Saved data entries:
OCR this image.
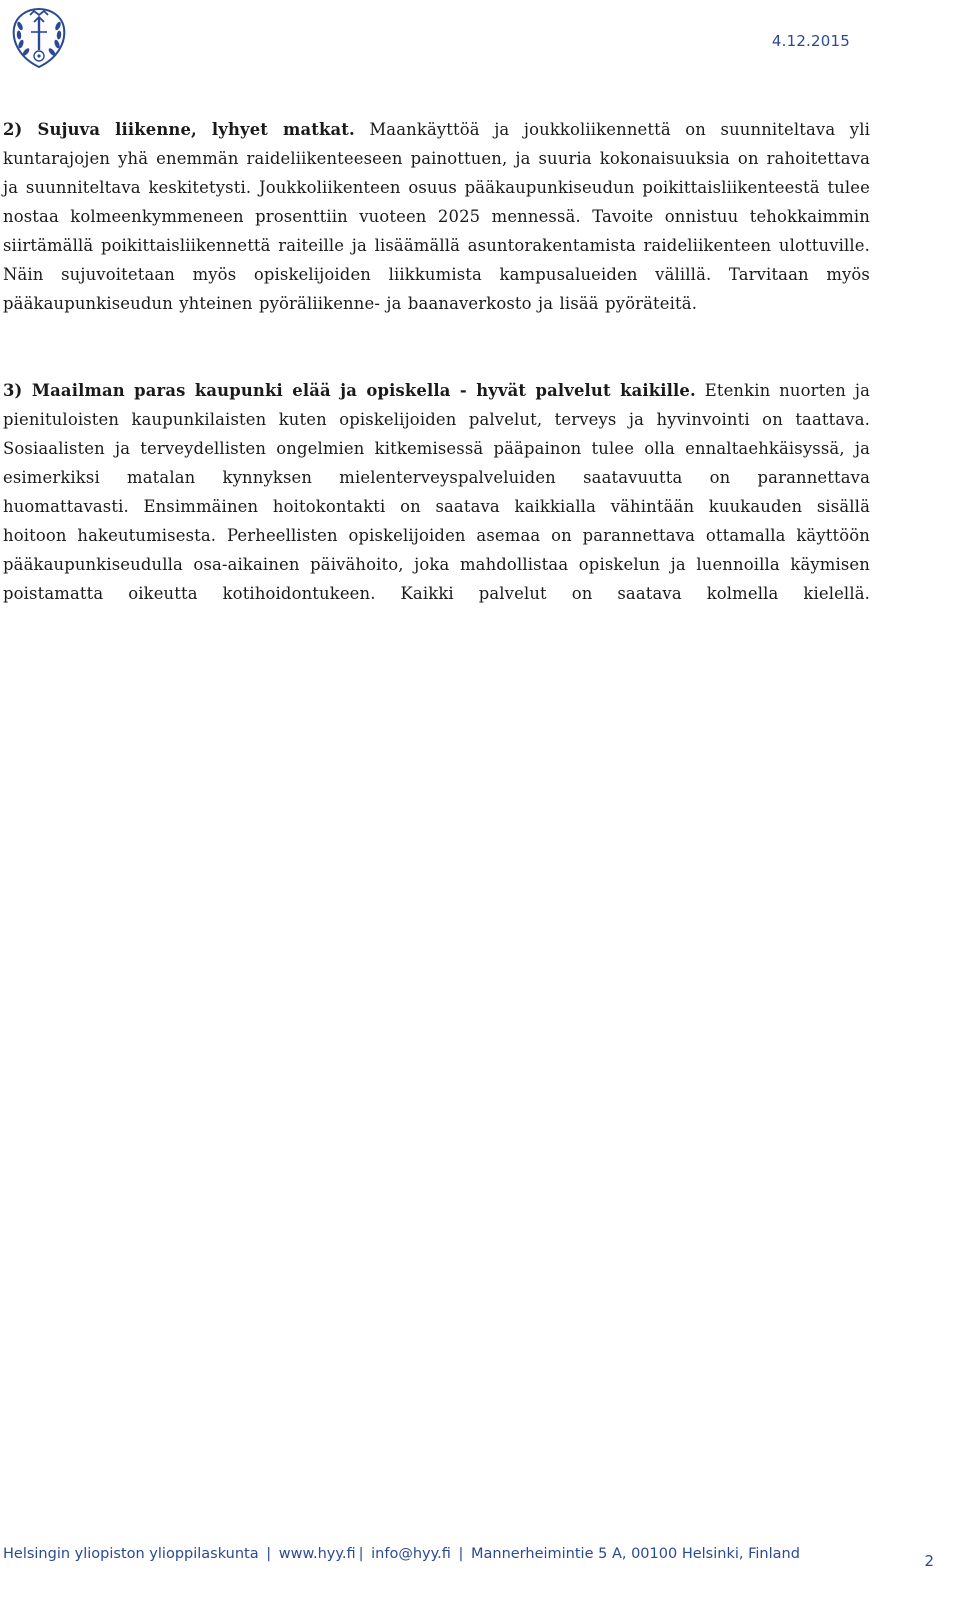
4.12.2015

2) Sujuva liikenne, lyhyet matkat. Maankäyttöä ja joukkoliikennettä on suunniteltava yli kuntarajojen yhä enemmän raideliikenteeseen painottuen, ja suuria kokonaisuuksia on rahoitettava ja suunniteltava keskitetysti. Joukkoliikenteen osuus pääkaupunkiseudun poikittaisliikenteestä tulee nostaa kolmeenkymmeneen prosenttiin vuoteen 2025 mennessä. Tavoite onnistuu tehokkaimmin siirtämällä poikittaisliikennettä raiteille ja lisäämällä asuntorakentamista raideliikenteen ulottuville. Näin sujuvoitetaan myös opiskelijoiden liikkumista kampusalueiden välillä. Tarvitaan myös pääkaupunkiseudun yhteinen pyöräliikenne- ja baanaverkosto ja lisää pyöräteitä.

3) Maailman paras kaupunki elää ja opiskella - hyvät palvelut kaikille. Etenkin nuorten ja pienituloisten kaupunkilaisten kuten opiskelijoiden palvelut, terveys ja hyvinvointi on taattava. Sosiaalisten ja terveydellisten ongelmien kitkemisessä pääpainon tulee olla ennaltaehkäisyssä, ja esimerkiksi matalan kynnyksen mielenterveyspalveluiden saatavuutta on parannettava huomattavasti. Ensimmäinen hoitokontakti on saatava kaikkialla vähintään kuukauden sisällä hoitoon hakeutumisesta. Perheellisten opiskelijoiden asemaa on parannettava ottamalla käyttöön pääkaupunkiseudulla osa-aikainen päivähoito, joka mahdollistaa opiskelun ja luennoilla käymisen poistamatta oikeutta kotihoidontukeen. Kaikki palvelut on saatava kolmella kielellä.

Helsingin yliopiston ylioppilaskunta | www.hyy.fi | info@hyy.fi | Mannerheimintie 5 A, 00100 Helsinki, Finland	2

...

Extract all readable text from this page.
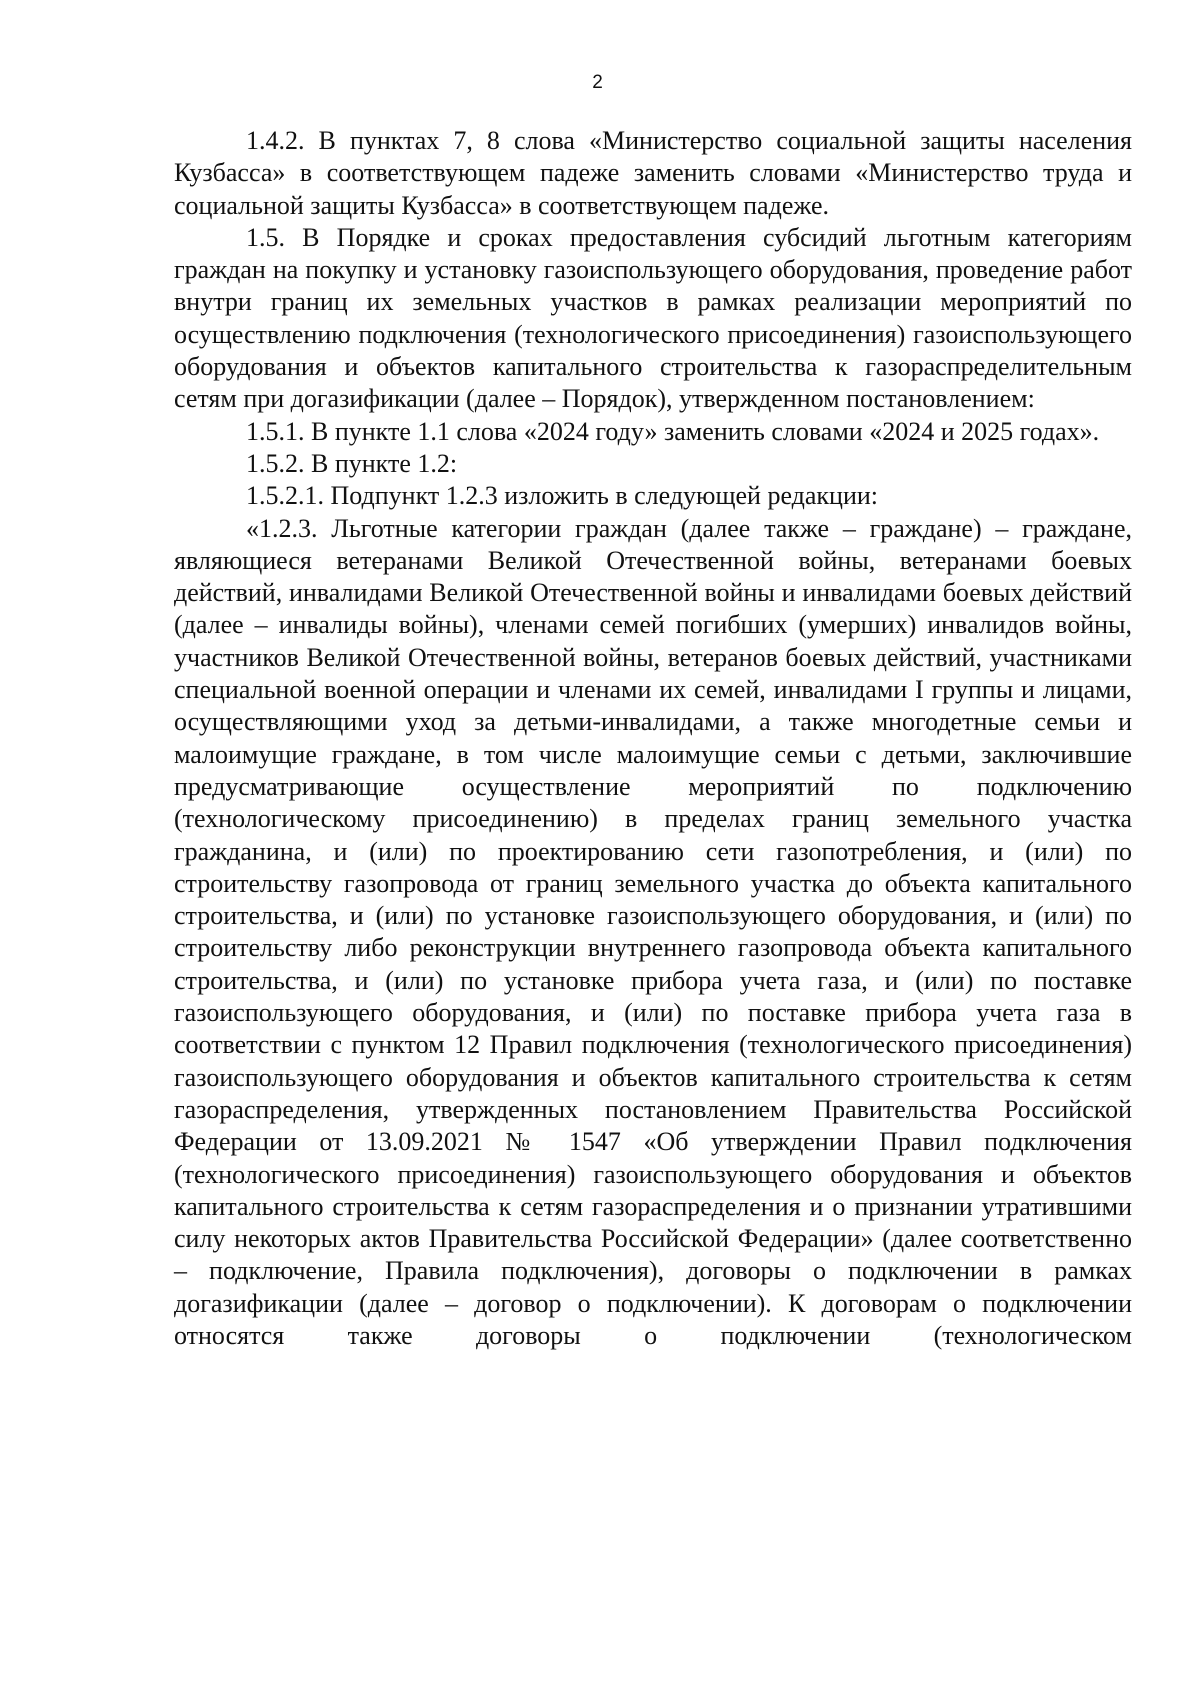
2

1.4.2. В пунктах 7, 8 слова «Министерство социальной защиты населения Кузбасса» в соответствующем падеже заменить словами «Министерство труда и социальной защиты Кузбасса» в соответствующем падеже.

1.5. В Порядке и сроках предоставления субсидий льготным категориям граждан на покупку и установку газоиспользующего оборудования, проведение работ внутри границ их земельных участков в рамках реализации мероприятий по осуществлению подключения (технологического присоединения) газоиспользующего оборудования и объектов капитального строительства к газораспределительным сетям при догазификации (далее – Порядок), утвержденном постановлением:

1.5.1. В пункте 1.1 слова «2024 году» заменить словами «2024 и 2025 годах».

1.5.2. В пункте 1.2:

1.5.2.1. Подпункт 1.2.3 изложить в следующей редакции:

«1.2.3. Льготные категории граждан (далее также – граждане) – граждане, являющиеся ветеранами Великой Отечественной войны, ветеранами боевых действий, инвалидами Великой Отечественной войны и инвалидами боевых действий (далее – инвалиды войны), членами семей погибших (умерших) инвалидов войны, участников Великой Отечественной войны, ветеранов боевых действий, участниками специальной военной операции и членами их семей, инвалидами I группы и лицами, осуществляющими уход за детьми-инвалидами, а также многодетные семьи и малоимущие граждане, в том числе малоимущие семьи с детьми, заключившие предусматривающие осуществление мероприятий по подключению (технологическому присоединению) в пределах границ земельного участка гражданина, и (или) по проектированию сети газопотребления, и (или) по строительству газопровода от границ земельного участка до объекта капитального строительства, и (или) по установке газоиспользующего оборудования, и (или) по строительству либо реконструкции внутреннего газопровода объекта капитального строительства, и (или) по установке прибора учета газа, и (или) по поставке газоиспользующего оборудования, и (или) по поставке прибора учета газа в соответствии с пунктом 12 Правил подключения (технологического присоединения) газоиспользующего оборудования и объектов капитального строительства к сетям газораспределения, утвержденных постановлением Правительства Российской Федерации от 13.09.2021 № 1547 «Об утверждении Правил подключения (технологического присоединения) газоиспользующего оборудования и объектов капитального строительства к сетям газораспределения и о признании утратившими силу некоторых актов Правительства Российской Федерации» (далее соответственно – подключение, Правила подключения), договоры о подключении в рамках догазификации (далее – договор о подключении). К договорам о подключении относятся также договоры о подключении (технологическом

> **Given exercise**
Find every line above that contains the word "заменить", and return each one.

> **Result of this task**
1.4.2. В пунктах 7, 8 слова «Министерство социальной защиты населения Кузбасса» в соответствующем падеже заменить словами «Министерство труда и социальной защиты Кузбасса» в соответствующем падеже.
1.5.1. В пункте 1.1 слова «2024 году» заменить словами «2024 и 2025 годах».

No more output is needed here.